_Set problem_
Print every line of the entries below verbatim, changing nothing.

Box coordinate listings:
'''
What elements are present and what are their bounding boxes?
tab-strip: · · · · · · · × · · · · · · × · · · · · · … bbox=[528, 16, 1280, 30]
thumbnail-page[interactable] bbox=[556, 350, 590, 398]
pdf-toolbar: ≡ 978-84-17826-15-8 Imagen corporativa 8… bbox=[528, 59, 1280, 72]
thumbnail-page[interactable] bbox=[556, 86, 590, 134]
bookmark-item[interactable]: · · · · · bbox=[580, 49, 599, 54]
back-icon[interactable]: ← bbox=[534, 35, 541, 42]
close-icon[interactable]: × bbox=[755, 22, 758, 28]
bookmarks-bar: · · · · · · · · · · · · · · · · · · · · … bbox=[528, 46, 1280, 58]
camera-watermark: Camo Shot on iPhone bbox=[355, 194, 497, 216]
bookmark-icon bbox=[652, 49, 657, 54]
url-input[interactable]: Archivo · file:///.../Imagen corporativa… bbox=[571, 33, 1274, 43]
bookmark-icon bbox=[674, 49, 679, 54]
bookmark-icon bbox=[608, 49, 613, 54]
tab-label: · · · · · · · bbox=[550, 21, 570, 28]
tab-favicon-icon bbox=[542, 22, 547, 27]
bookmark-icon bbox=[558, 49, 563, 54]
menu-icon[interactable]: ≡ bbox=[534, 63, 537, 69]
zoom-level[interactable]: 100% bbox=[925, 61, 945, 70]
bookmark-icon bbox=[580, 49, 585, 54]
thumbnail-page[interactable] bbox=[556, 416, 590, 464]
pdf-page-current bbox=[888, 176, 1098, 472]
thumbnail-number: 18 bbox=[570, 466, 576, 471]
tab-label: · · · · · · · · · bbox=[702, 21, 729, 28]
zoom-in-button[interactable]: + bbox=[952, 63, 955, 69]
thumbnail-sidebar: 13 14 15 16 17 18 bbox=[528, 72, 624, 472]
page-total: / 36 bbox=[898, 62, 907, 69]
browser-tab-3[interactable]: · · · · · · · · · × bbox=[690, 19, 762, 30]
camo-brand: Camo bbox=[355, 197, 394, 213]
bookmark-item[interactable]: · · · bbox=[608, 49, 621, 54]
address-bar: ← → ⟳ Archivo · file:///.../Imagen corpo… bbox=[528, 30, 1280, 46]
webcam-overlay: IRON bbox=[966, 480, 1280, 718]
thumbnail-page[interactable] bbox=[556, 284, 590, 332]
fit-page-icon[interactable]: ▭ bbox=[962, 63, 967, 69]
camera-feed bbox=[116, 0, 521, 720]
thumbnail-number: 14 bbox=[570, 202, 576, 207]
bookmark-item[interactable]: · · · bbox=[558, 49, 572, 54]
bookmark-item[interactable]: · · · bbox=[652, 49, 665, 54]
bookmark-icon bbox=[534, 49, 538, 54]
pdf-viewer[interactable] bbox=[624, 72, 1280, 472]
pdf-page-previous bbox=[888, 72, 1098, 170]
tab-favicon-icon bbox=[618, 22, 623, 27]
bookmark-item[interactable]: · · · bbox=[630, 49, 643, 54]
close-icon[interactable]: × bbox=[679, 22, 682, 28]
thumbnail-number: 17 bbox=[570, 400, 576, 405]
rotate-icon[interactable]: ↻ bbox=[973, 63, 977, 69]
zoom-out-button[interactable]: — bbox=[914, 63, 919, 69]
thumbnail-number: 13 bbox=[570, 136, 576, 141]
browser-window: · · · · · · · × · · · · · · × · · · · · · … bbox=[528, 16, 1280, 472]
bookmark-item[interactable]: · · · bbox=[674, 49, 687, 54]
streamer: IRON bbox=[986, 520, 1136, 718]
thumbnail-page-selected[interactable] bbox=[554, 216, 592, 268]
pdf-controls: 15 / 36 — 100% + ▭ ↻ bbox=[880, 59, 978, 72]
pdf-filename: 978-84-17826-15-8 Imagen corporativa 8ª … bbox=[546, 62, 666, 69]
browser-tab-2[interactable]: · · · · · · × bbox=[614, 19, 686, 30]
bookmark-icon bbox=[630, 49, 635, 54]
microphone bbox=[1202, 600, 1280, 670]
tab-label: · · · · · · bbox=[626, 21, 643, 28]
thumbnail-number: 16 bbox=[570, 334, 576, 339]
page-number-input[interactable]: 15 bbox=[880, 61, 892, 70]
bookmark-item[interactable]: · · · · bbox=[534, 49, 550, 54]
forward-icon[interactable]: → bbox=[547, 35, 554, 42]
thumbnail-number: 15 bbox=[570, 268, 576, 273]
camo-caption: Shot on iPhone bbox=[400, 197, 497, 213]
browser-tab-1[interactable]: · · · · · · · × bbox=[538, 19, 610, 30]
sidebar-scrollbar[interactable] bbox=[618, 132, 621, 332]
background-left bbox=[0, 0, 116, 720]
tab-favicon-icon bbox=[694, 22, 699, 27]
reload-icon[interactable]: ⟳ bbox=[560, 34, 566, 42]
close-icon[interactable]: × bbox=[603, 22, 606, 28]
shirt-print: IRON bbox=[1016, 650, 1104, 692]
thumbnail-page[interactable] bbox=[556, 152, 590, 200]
'''
_The reply_
What elements are present and what are their bounding boxes?
tab-strip: · · · · · · · × · · · · · · × · · · · · · … bbox=[528, 16, 1280, 30]
thumbnail-page[interactable] bbox=[556, 350, 590, 398]
pdf-toolbar: ≡ 978-84-17826-15-8 Imagen corporativa 8… bbox=[528, 59, 1280, 72]
thumbnail-page[interactable] bbox=[556, 86, 590, 134]
bookmark-item[interactable]: · · · · · bbox=[580, 49, 599, 54]
back-icon[interactable]: ← bbox=[534, 35, 541, 42]
close-icon[interactable]: × bbox=[755, 22, 758, 28]
bookmarks-bar: · · · · · · · · · · · · · · · · · · · · … bbox=[528, 46, 1280, 58]
camera-watermark: Camo Shot on iPhone bbox=[355, 194, 497, 216]
bookmark-icon bbox=[652, 49, 657, 54]
url-input[interactable]: Archivo · file:///.../Imagen corporativa… bbox=[571, 33, 1274, 43]
bookmark-icon bbox=[674, 49, 679, 54]
bookmark-icon bbox=[608, 49, 613, 54]
tab-label: · · · · · · · bbox=[550, 21, 570, 28]
tab-favicon-icon bbox=[542, 22, 547, 27]
bookmark-icon bbox=[558, 49, 563, 54]
menu-icon[interactable]: ≡ bbox=[534, 63, 537, 69]
zoom-level[interactable]: 100% bbox=[925, 61, 945, 70]
bookmark-icon bbox=[580, 49, 585, 54]
thumbnail-page[interactable] bbox=[556, 416, 590, 464]
pdf-page-current bbox=[888, 176, 1098, 472]
thumbnail-number: 18 bbox=[570, 466, 576, 471]
tab-label: · · · · · · · · · bbox=[702, 21, 729, 28]
zoom-in-button[interactable]: + bbox=[952, 63, 955, 69]
thumbnail-sidebar: 13 14 15 16 17 18 bbox=[528, 72, 624, 472]
page-total: / 36 bbox=[898, 62, 907, 69]
browser-tab-3[interactable]: · · · · · · · · · × bbox=[690, 19, 762, 30]
camo-brand: Camo bbox=[355, 197, 394, 213]
bookmark-item[interactable]: · · · bbox=[608, 49, 621, 54]
address-bar: ← → ⟳ Archivo · file:///.../Imagen corpo… bbox=[528, 30, 1280, 46]
webcam-overlay: IRON bbox=[966, 480, 1280, 718]
thumbnail-page[interactable] bbox=[556, 284, 590, 332]
fit-page-icon[interactable]: ▭ bbox=[962, 63, 967, 69]
camera-feed bbox=[116, 0, 521, 720]
thumbnail-number: 14 bbox=[570, 202, 576, 207]
bookmark-item[interactable]: · · · bbox=[558, 49, 572, 54]
bookmark-item[interactable]: · · · bbox=[652, 49, 665, 54]
bookmark-icon bbox=[534, 49, 538, 54]
pdf-viewer[interactable] bbox=[624, 72, 1280, 472]
pdf-page-previous bbox=[888, 72, 1098, 170]
tab-favicon-icon bbox=[618, 22, 623, 27]
bookmark-item[interactable]: · · · bbox=[630, 49, 643, 54]
close-icon[interactable]: × bbox=[679, 22, 682, 28]
thumbnail-number: 17 bbox=[570, 400, 576, 405]
rotate-icon[interactable]: ↻ bbox=[973, 63, 977, 69]
zoom-out-button[interactable]: — bbox=[914, 63, 919, 69]
thumbnail-number: 13 bbox=[570, 136, 576, 141]
browser-window: · · · · · · · × · · · · · · × · · · · · · … bbox=[528, 16, 1280, 472]
bookmark-item[interactable]: · · · bbox=[674, 49, 687, 54]
streamer: IRON bbox=[986, 520, 1136, 718]
thumbnail-page-selected[interactable] bbox=[554, 216, 592, 268]
pdf-controls: 15 / 36 — 100% + ▭ ↻ bbox=[880, 59, 978, 72]
pdf-filename: 978-84-17826-15-8 Imagen corporativa 8ª … bbox=[546, 62, 666, 69]
browser-tab-2[interactable]: · · · · · · × bbox=[614, 19, 686, 30]
bookmark-icon bbox=[630, 49, 635, 54]
microphone bbox=[1202, 600, 1280, 670]
tab-label: · · · · · · bbox=[626, 21, 643, 28]
thumbnail-number: 16 bbox=[570, 334, 576, 339]
page-number-input[interactable]: 15 bbox=[880, 61, 892, 70]
bookmark-item[interactable]: · · · · bbox=[534, 49, 550, 54]
forward-icon[interactable]: → bbox=[547, 35, 554, 42]
thumbnail-number: 15 bbox=[570, 268, 576, 273]
camo-caption: Shot on iPhone bbox=[400, 197, 497, 213]
browser-tab-1[interactable]: · · · · · · · × bbox=[538, 19, 610, 30]
sidebar-scrollbar[interactable] bbox=[618, 132, 621, 332]
background-left bbox=[0, 0, 116, 720]
tab-favicon-icon bbox=[694, 22, 699, 27]
reload-icon[interactable]: ⟳ bbox=[560, 34, 566, 42]
close-icon[interactable]: × bbox=[603, 22, 606, 28]
shirt-print: IRON bbox=[1016, 650, 1104, 692]
thumbnail-page[interactable] bbox=[556, 152, 590, 200]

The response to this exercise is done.